Figure content listings
────────────────────────────────────────
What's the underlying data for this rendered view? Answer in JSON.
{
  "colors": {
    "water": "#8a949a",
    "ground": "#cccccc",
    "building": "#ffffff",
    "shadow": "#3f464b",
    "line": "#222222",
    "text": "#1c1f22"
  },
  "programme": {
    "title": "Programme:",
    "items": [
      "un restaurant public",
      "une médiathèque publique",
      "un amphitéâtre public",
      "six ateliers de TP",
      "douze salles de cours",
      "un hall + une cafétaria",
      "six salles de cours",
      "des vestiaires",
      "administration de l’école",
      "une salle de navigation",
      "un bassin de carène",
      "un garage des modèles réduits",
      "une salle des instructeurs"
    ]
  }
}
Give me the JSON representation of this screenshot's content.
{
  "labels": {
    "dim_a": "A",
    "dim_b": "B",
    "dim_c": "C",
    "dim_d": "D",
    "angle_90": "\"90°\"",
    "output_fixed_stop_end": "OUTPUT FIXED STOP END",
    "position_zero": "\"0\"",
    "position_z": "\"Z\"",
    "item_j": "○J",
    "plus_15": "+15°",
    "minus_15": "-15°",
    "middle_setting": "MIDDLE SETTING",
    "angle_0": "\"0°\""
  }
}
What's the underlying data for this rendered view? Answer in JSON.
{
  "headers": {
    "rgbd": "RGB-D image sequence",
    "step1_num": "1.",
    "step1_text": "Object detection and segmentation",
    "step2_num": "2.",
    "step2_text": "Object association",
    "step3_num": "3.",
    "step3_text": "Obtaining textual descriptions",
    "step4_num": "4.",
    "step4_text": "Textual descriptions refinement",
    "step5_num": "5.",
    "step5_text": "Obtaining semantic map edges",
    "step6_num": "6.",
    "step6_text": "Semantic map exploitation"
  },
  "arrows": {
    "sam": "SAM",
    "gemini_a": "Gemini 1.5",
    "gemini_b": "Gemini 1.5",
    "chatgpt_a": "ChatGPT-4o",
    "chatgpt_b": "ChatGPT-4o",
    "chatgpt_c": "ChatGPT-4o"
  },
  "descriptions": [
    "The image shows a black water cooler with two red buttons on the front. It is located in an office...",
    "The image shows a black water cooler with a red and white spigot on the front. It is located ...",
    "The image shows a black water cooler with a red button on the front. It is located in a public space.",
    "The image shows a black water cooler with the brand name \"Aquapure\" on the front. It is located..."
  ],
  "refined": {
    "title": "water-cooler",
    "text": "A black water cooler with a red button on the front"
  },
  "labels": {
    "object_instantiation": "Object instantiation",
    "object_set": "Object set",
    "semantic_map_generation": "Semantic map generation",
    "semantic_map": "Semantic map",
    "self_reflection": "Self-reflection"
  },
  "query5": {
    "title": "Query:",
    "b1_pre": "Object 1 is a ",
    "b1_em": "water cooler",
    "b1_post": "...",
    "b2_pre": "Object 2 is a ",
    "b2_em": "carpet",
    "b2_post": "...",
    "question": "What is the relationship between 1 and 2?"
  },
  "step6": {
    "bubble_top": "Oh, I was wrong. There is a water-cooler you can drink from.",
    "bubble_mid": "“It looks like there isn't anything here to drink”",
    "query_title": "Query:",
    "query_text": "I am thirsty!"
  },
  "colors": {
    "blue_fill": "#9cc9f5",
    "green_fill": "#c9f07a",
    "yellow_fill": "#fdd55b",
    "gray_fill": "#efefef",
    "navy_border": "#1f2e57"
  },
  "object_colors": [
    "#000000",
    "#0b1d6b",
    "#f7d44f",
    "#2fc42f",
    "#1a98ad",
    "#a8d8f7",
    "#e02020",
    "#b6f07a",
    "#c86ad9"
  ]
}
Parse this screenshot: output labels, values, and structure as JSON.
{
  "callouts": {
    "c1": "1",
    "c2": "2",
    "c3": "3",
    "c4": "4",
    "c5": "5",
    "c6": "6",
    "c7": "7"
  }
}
────────────────────────────────────────
→ WORK REQUIRED: Every line in the data that holds "Obtaining" should be copied out.

→ WRITTEN REPLY:
    "step3_text": "Obtaining textual descriptions",
    "step5_text": "Obtaining semantic map edges",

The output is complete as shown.